(Records contained in a dataset)
------------------------------

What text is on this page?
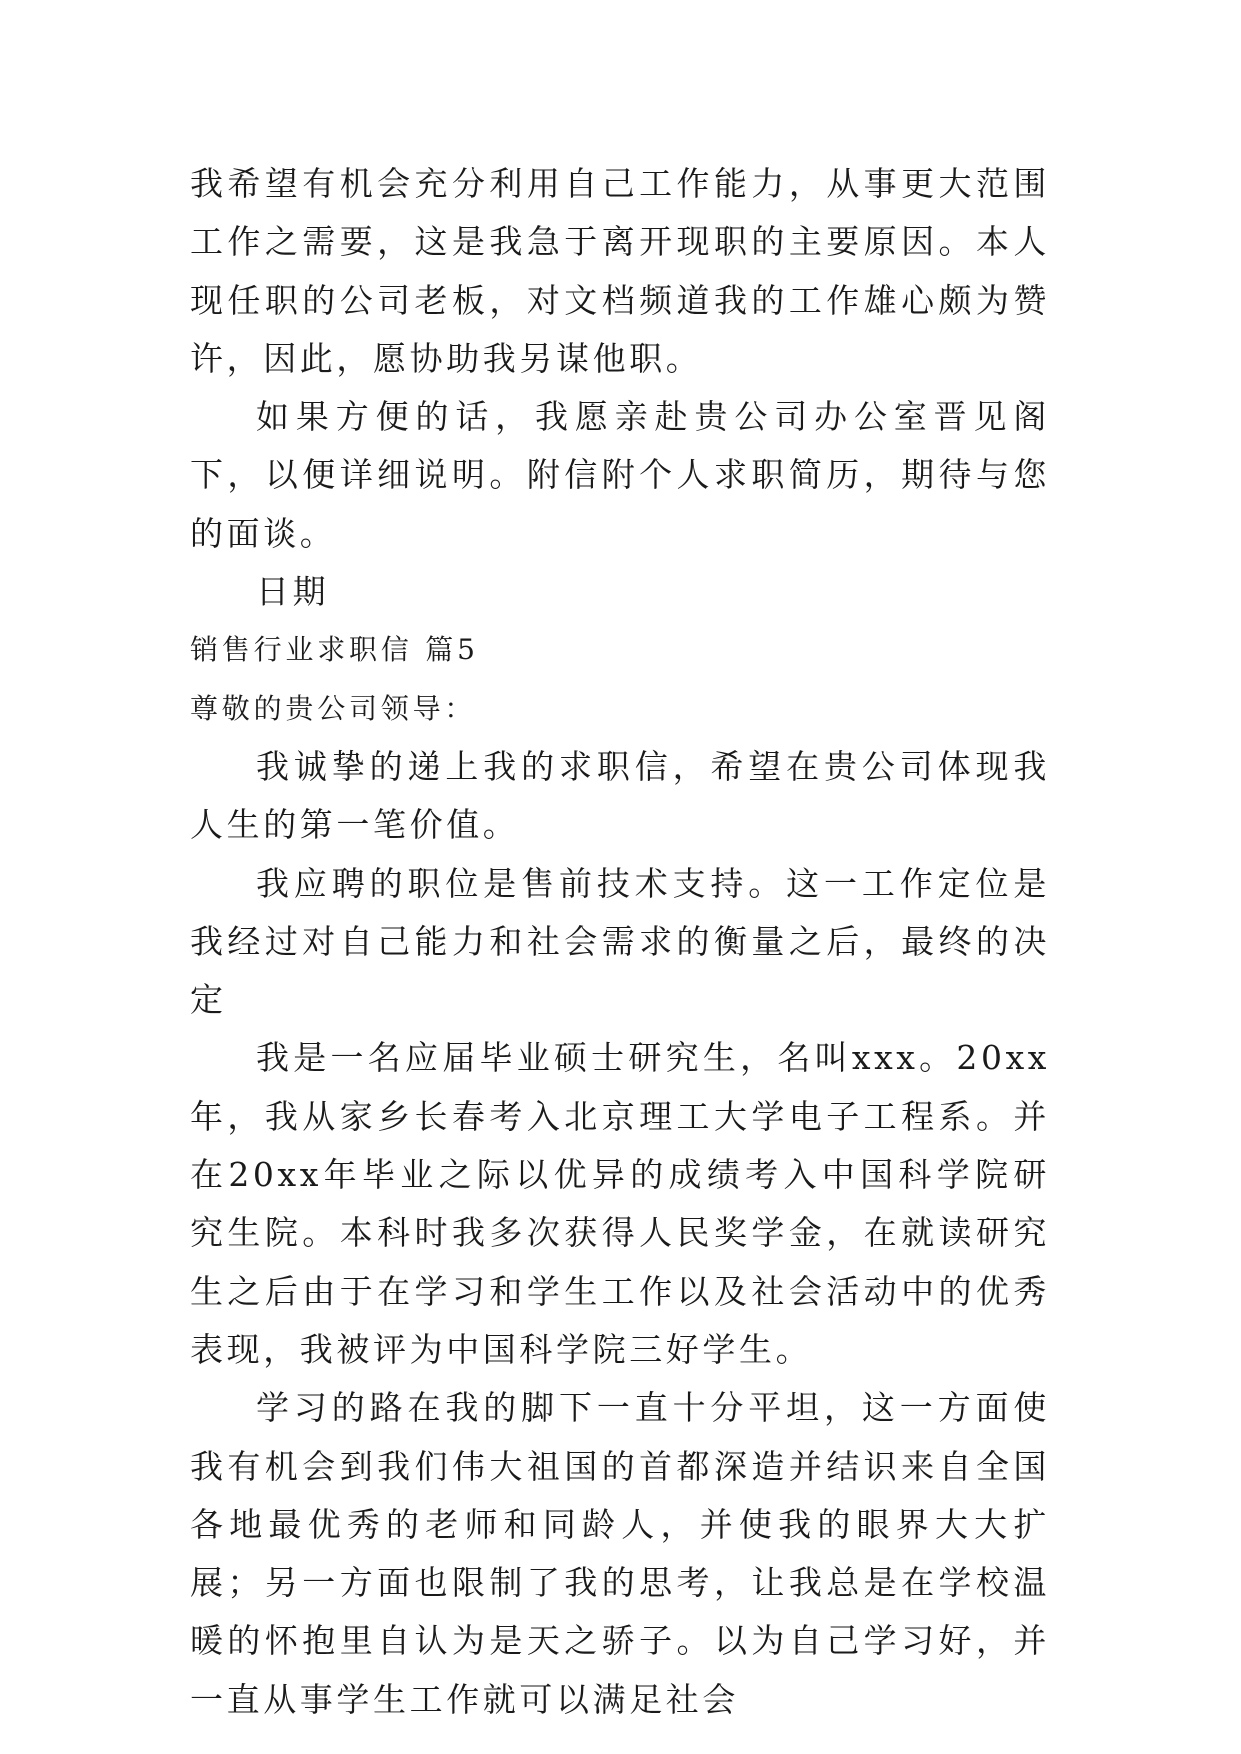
我希望有机会充分利用自己工作能力，从事更大范围工作之需要，这是我急于离开现职的主要原因。本人现任职的公司老板，对文档频道我的工作雄心颇为赞许，因此，愿协助我另谋他职。

如果方便的话，我愿亲赴贵公司办公室晋见阁下，以便详细说明。附信附个人求职简历，期待与您的面谈。

日期

销售行业求职信 篇5

尊敬的贵公司领导：

我诚挚的递上我的求职信，希望在贵公司体现我人生的第一笔价值。

我应聘的职位是售前技术支持。这一工作定位是我经过对自己能力和社会需求的衡量之后，最终的决定

我是一名应届毕业硕士研究生，名叫xxx。20xx年，我从家乡长春考入北京理工大学电子工程系。并在20xx年毕业之际以优异的成绩考入中国科学院研究生院。本科时我多次获得人民奖学金，在就读研究生之后由于在学习和学生工作以及社会活动中的优秀表现，我被评为中国科学院三好学生。

学习的路在我的脚下一直十分平坦，这一方面使我有机会到我们伟大祖国的首都深造并结识来自全国各地最优秀的老师和同龄人，并使我的眼界大大扩展；另一方面也限制了我的思考，让我总是在学校温暖的怀抱里自认为是天之骄子。以为自己学习好，并一直从事学生工作就可以满足社会
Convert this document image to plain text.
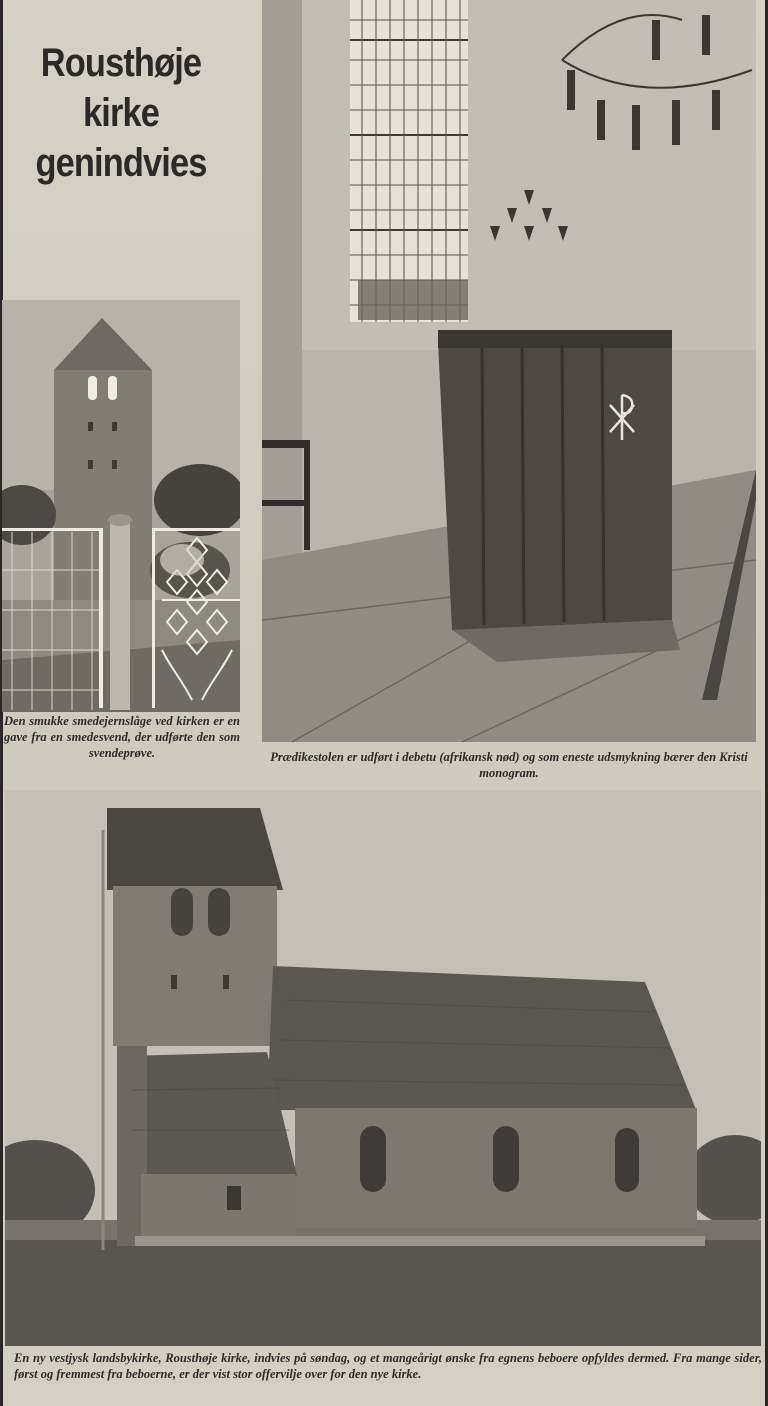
Rousthøje
kirke
genindvies
Den smukke smedejernslåge ved kirken er en gave fra en smedesvend, der udførte den som svendeprøve.	Prædikestolen er udført i debetu (afrikansk nød) og som eneste udsmykning bærer den Kristi monogram.
En ny vestjysk landsbykirke, Rousthøje kirke, indvies på søndag, og et mangeårigt ønske fra egnens beboere opfyldes dermed. Fra mange sider, først og fremmest fra beboerne, er der vist stor offervilje over for den nye kirke.
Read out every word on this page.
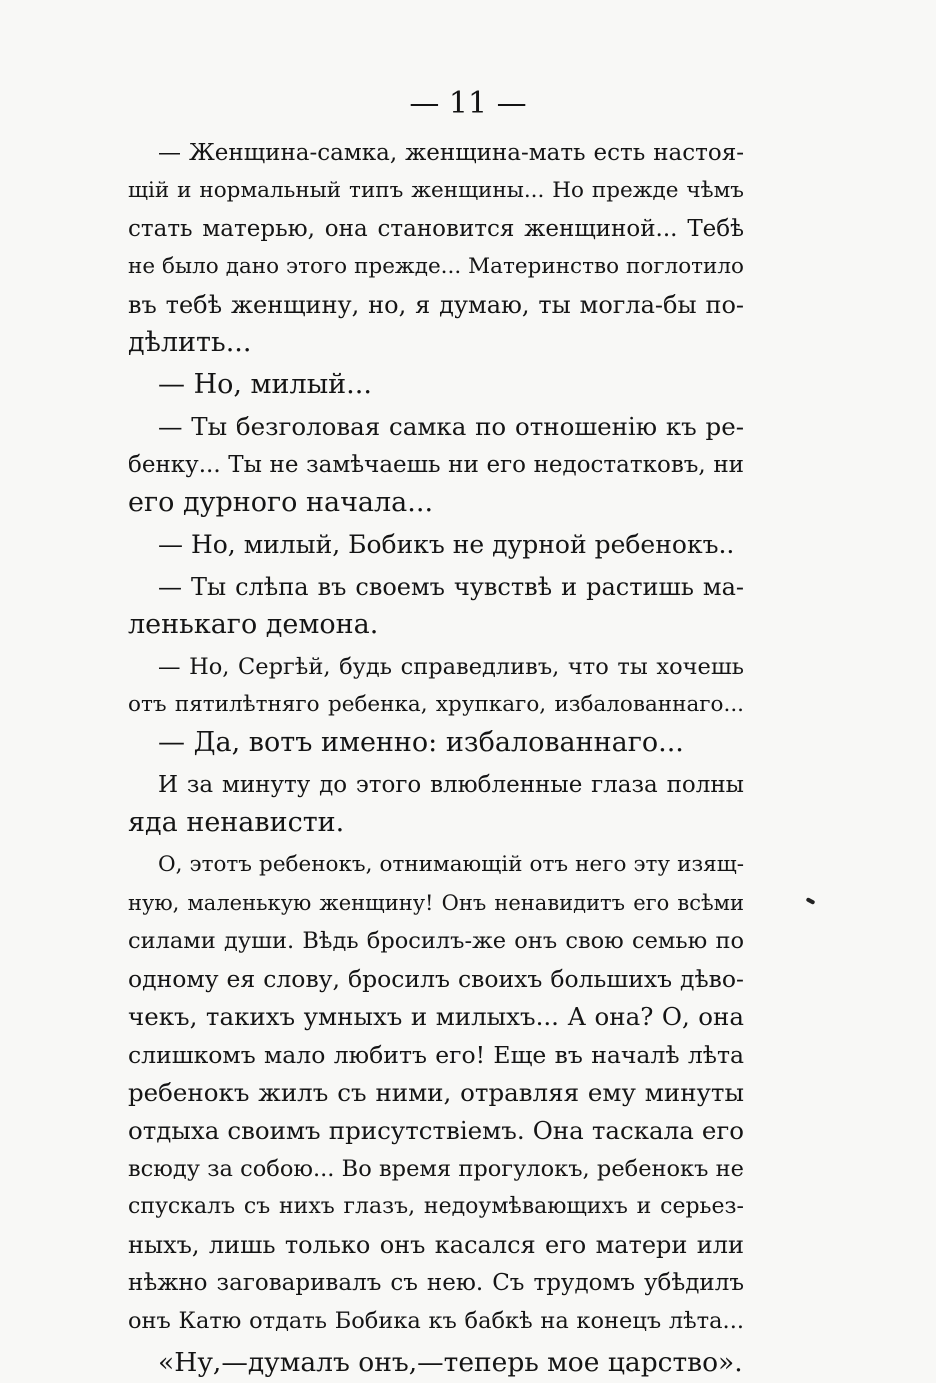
— 11 —
— Женщина-самка, женщина-мать есть настоя-
щій и нормальный типъ женщины... Но прежде чѣмъ
стать матерью, она становится женщиной... Тебѣ
не было дано этого прежде... Материнство поглотило
въ тебѣ женщину, но, я думаю, ты могла-бы по-
дѣлить...
— Но, милый...
— Ты безголовая самка по отношенію къ ре-
бенку... Ты не замѣчаешь ни его недостатковъ, ни
его дурного начала...
— Но, милый, Бобикъ не дурной ребенокъ..
— Ты слѣпа въ своемъ чувствѣ и растишь ма-
ленькаго демона.
— Но, Сергѣй, будь справедливъ, что ты хочешь
отъ пятилѣтняго ребенка, хрупкаго, избалованнаго...
— Да, вотъ именно: избалованнаго...
И за минуту до этого влюбленные глаза полны
яда ненависти.
О, этотъ ребенокъ, отнимающій отъ него эту изящ-
ную, маленькую женщину! Онъ ненавидитъ его всѣми
силами души. Вѣдь бросилъ-же онъ свою семью по
одному ея слову, бросилъ своихъ большихъ дѣво-
чекъ, такихъ умныхъ и милыхъ... А она? О, она
слишкомъ мало любитъ его! Еще въ началѣ лѣта
ребенокъ жилъ съ ними, отравляя ему минуты
отдыха своимъ присутствіемъ. Она таскала его
всюду за собою... Во время прогулокъ, ребенокъ не
спускалъ съ нихъ глазъ, недоумѣвающихъ и серьез-
ныхъ, лишь только онъ касался его матери или
нѣжно заговаривалъ съ нею. Съ трудомъ убѣдилъ
онъ Катю отдать Бобика къ бабкѣ на конецъ лѣта...
«Ну,—думалъ онъ,—теперь мое царство».
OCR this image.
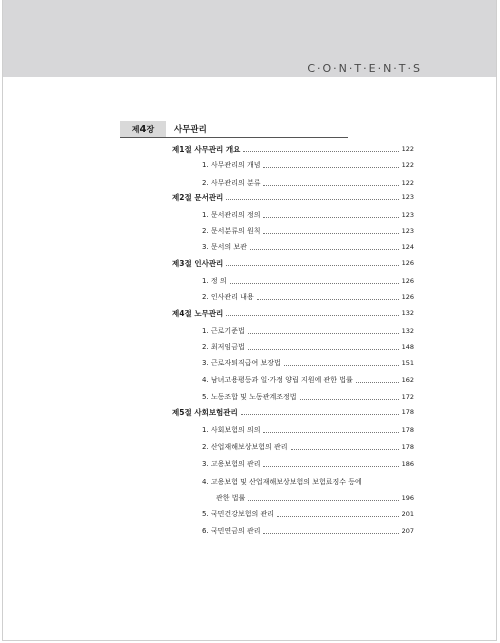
C·O·N·T·E·N·T·S
제 4 장 사무관리
제1절 사무관리 개요	122
1. 사무관리의 개념	122
2. 사무관리의 분류	122
제2절 문서관리	123
1. 문서관리의 정의	123
2. 문서분류의 원칙	123
3. 문서의 보관	124
제3절 인사관리	126
1. 정 의	126
2. 인사관리 내용	126
제4절 노무관리	132
1. 근로기준법	132
2. 최저임금법	148
3. 근로자퇴직급여 보장법	151
4. 남녀고용평등과 일·가정 양립 지원에 관한 법률	162
5. 노동조합 및 노동관계조정법	172
제5절 사회보험관리	178
1. 사회보험의 의의	178
2. 산업재해보상보험의 관리	178
3. 고용보험의 관리	186
4. 고용보험 및 산업재해보상보험의 보험료징수 등에
관한 법률	196
5. 국민건강보험의 관리	201
6. 국민연금의 관리	207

------------------------------

■ **Exercise requirements**
In the listing, find each line with the string "милый" and copy it.

■ **Complete output**
— Но, милый...
— Но, милый, Бобикъ не дурной ребенокъ..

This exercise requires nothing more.